_Exercise goal_: Can you print every record below exactly as written?

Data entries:
####################

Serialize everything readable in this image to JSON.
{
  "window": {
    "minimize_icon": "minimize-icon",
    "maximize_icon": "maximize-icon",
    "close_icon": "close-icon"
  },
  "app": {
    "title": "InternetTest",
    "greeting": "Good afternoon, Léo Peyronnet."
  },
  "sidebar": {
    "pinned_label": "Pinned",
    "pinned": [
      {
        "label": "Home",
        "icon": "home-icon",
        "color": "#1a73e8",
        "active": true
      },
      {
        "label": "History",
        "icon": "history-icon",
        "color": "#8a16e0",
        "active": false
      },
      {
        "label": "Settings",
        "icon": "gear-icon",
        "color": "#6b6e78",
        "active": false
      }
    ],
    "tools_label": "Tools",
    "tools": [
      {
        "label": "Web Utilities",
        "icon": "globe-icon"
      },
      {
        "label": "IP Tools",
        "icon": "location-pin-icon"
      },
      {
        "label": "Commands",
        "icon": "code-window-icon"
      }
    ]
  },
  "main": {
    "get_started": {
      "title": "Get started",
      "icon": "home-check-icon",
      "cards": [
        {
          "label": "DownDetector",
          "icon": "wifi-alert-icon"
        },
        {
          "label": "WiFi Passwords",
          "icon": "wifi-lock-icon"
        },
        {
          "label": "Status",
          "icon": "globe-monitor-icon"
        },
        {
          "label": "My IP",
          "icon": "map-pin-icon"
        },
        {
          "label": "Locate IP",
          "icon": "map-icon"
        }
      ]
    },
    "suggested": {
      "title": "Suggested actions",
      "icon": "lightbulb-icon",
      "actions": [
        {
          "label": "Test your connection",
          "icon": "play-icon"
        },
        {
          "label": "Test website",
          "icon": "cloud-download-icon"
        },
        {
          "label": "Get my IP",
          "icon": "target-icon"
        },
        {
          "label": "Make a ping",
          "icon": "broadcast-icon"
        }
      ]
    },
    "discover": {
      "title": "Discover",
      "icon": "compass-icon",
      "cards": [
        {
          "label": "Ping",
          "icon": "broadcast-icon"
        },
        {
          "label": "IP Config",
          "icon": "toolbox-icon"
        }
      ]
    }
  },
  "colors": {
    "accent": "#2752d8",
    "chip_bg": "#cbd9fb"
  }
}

####################

_Solution to this task_:
Serialize everything readable in this image to JSON.
{
  "window": {
    "minimize_icon": "minimize-icon",
    "maximize_icon": "maximize-icon",
    "close_icon": "close-icon"
  },
  "app": {
    "title": "InternetTest",
    "greeting": "Good afternoon, Léo Peyronnet."
  },
  "sidebar": {
    "pinned_label": "Pinned",
    "pinned": [
      {
        "label": "Home",
        "icon": "home-icon",
        "color": "#1a73e8",
        "active": true
      },
      {
        "label": "History",
        "icon": "history-icon",
        "color": "#8a16e0",
        "active": false
      },
      {
        "label": "Settings",
        "icon": "gear-icon",
        "color": "#6b6e78",
        "active": false
      }
    ],
    "tools_label": "Tools",
    "tools": [
      {
        "label": "Web Utilities",
        "icon": "globe-icon"
      },
      {
        "label": "IP Tools",
        "icon": "location-pin-icon"
      },
      {
        "label": "Commands",
        "icon": "code-window-icon"
      }
    ]
  },
  "main": {
    "get_started": {
      "title": "Get started",
      "icon": "home-check-icon",
      "cards": [
        {
          "label": "DownDetector",
          "icon": "wifi-alert-icon"
        },
        {
          "label": "WiFi Passwords",
          "icon": "wifi-lock-icon"
        },
        {
          "label": "Status",
          "icon": "globe-monitor-icon"
        },
        {
          "label": "My IP",
          "icon": "map-pin-icon"
        },
        {
          "label": "Locate IP",
          "icon": "map-icon"
        }
      ]
    },
    "suggested": {
      "title": "Suggested actions",
      "icon": "lightbulb-icon",
      "actions": [
        {
          "label": "Test your connection",
          "icon": "play-icon"
        },
        {
          "label": "Test website",
          "icon": "cloud-download-icon"
        },
        {
          "label": "Get my IP",
          "icon": "target-icon"
        },
        {
          "label": "Make a ping",
          "icon": "broadcast-icon"
        }
      ]
    },
    "discover": {
      "title": "Discover",
      "icon": "compass-icon",
      "cards": [
        {
          "label": "Ping",
          "icon": "broadcast-icon"
        },
        {
          "label": "IP Config",
          "icon": "toolbox-icon"
        }
      ]
    }
  },
  "colors": {
    "accent": "#2752d8",
    "chip_bg": "#cbd9fb"
  }
}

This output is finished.